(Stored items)
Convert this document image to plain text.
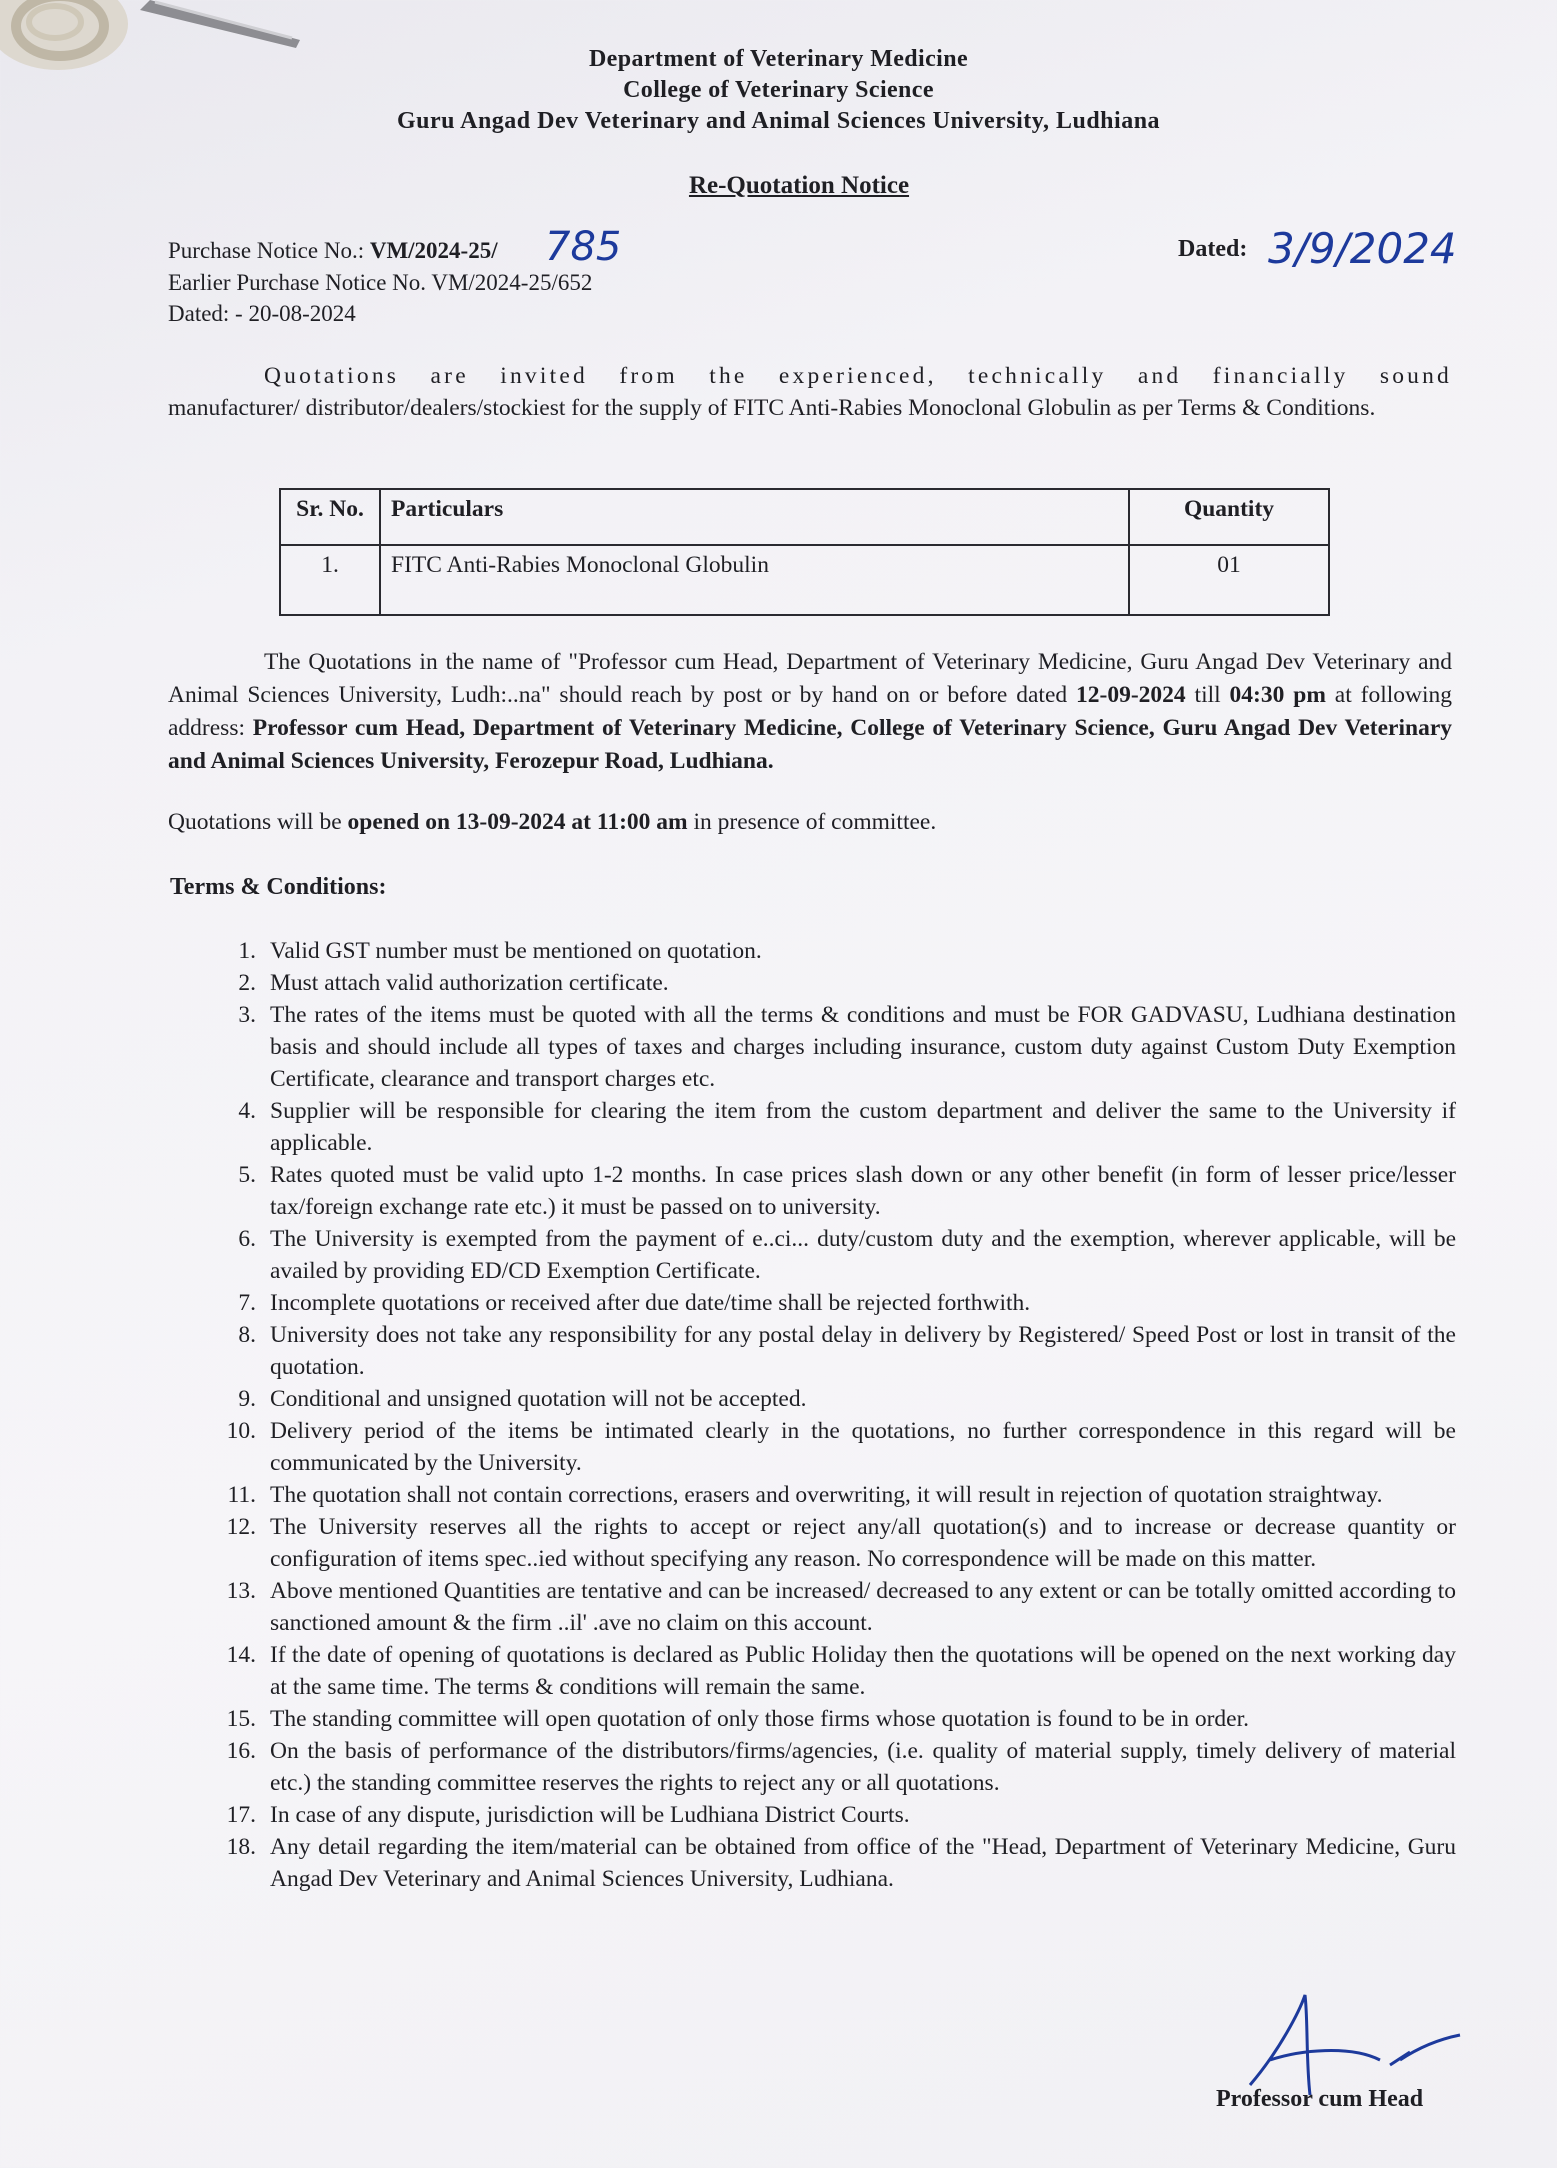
Department of Veterinary Medicine
College of Veterinary Science
Guru Angad Dev Veterinary and Animal Sciences University, Ludhiana
Re-Quotation Notice
Purchase Notice No.: VM/2024-25/ 785
Earlier Purchase Notice No. VM/2024-25/652
Dated: - 20-08-2024
Dated: 3/9/2024
Quotations are invited from the experienced, technically and financially sound manufacturer/ distributor/dealers/stockiest for the supply of FITC Anti-Rabies Monoclonal Globulin as per Terms & Conditions.
Sr. No.	Particulars	Quantity
1.	FITC Anti-Rabies Monoclonal Globulin	01
The Quotations in the name of "Professor cum Head, Department of Veterinary Medicine, Guru Angad Dev Veterinary and Animal Sciences University, Ludh:..na" should reach by post or by hand on or before dated 12-09-2024 till 04:30 pm at following address: Professor cum Head, Department of Veterinary Medicine, College of Veterinary Science, Guru Angad Dev Veterinary and Animal Sciences University, Ferozepur Road, Ludhiana.
Quotations will be opened on 13-09-2024 at 11:00 am in presence of committee.
Terms & Conditions:
1. Valid GST number must be mentioned on quotation.
2. Must attach valid authorization certificate.
3. The rates of the items must be quoted with all the terms & conditions and must be FOR GADVASU, Ludhiana destination basis and should include all types of taxes and charges including insurance, custom duty against Custom Duty Exemption Certificate, clearance and transport charges etc.
4. Supplier will be responsible for clearing the item from the custom department and deliver the same to the University if applicable.
5. Rates quoted must be valid upto 1-2 months. In case prices slash down or any other benefit (in form of lesser price/lesser tax/foreign exchange rate etc.) it must be passed on to university.
6. The University is exempted from the payment of e..ci... duty/custom duty and the exemption, wherever applicable, will be availed by providing ED/CD Exemption Certificate.
7. Incomplete quotations or received after due date/time shall be rejected forthwith.
8. University does not take any responsibility for any postal delay in delivery by Registered/ Speed Post or lost in transit of the quotation.
9. Conditional and unsigned quotation will not be accepted.
10. Delivery period of the items be intimated clearly in the quotations, no further correspondence in this regard will be communicated by the University.
11. The quotation shall not contain corrections, erasers and overwriting, it will result in rejection of quotation straightway.
12. The University reserves all the rights to accept or reject any/all quotation(s) and to increase or decrease quantity or configuration of items spec..ied without specifying any reason. No correspondence will be made on this matter.
13. Above mentioned Quantities are tentative and can be increased/ decreased to any extent or can be totally omitted according to sanctioned amount & the firm ..il' .ave no claim on this account.
14. If the date of opening of quotations is declared as Public Holiday then the quotations will be opened on the next working day at the same time. The terms & conditions will remain the same.
15. The standing committee will open quotation of only those firms whose quotation is found to be in order.
16. On the basis of performance of the distributors/firms/agencies, (i.e. quality of material supply, timely delivery of material etc.) the standing committee reserves the rights to reject any or all quotations.
17. In case of any dispute, jurisdiction will be Ludhiana District Courts.
18. Any detail regarding the item/material can be obtained from office of the "Head, Department of Veterinary Medicine, Guru Angad Dev Veterinary and Animal Sciences University, Ludhiana.
Professor cum Head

TASK PROMPT
Reproduce each line exactly, please, except for any pictures.

FINISHED TASK
Convert this document image to plain text.
Department of Veterinary Medicine
College of Veterinary Science
Guru Angad Dev Veterinary and Animal Sciences University, Ludhiana
Re-Quotation Notice
Purchase Notice No.: VM/2024-25/ 785
Earlier Purchase Notice No. VM/2024-25/652
Dated: - 20-08-2024
Dated: 3/9/2024
Quotations are invited from the experienced, technically and financially sound manufacturer/ distributor/dealers/stockiest for the supply of FITC Anti-Rabies Monoclonal Globulin as per Terms & Conditions.
Sr. No.	Particulars	Quantity
1.	FITC Anti-Rabies Monoclonal Globulin	01
The Quotations in the name of "Professor cum Head, Department of Veterinary Medicine, Guru Angad Dev Veterinary and Animal Sciences University, Ludh:..na" should reach by post or by hand on or before dated 12-09-2024 till 04:30 pm at following address: Professor cum Head, Department of Veterinary Medicine, College of Veterinary Science, Guru Angad Dev Veterinary and Animal Sciences University, Ferozepur Road, Ludhiana.
Quotations will be opened on 13-09-2024 at 11:00 am in presence of committee.
Terms & Conditions:
1. Valid GST number must be mentioned on quotation.
2. Must attach valid authorization certificate.
3. The rates of the items must be quoted with all the terms & conditions and must be FOR GADVASU, Ludhiana destination basis and should include all types of taxes and charges including insurance, custom duty against Custom Duty Exemption Certificate, clearance and transport charges etc.
4. Supplier will be responsible for clearing the item from the custom department and deliver the same to the University if applicable.
5. Rates quoted must be valid upto 1-2 months. In case prices slash down or any other benefit (in form of lesser price/lesser tax/foreign exchange rate etc.) it must be passed on to university.
6. The University is exempted from the payment of e..ci... duty/custom duty and the exemption, wherever applicable, will be availed by providing ED/CD Exemption Certificate.
7. Incomplete quotations or received after due date/time shall be rejected forthwith.
8. University does not take any responsibility for any postal delay in delivery by Registered/ Speed Post or lost in transit of the quotation.
9. Conditional and unsigned quotation will not be accepted.
10. Delivery period of the items be intimated clearly in the quotations, no further correspondence in this regard will be communicated by the University.
11. The quotation shall not contain corrections, erasers and overwriting, it will result in rejection of quotation straightway.
12. The University reserves all the rights to accept or reject any/all quotation(s) and to increase or decrease quantity or configuration of items spec..ied without specifying any reason. No correspondence will be made on this matter.
13. Above mentioned Quantities are tentative and can be increased/ decreased to any extent or can be totally omitted according to sanctioned amount & the firm ..il' .ave no claim on this account.
14. If the date of opening of quotations is declared as Public Holiday then the quotations will be opened on the next working day at the same time. The terms & conditions will remain the same.
15. The standing committee will open quotation of only those firms whose quotation is found to be in order.
16. On the basis of performance of the distributors/firms/agencies, (i.e. quality of material supply, timely delivery of material etc.) the standing committee reserves the rights to reject any or all quotations.
17. In case of any dispute, jurisdiction will be Ludhiana District Courts.
18. Any detail regarding the item/material can be obtained from office of the "Head, Department of Veterinary Medicine, Guru Angad Dev Veterinary and Animal Sciences University, Ludhiana.
Professor cum Head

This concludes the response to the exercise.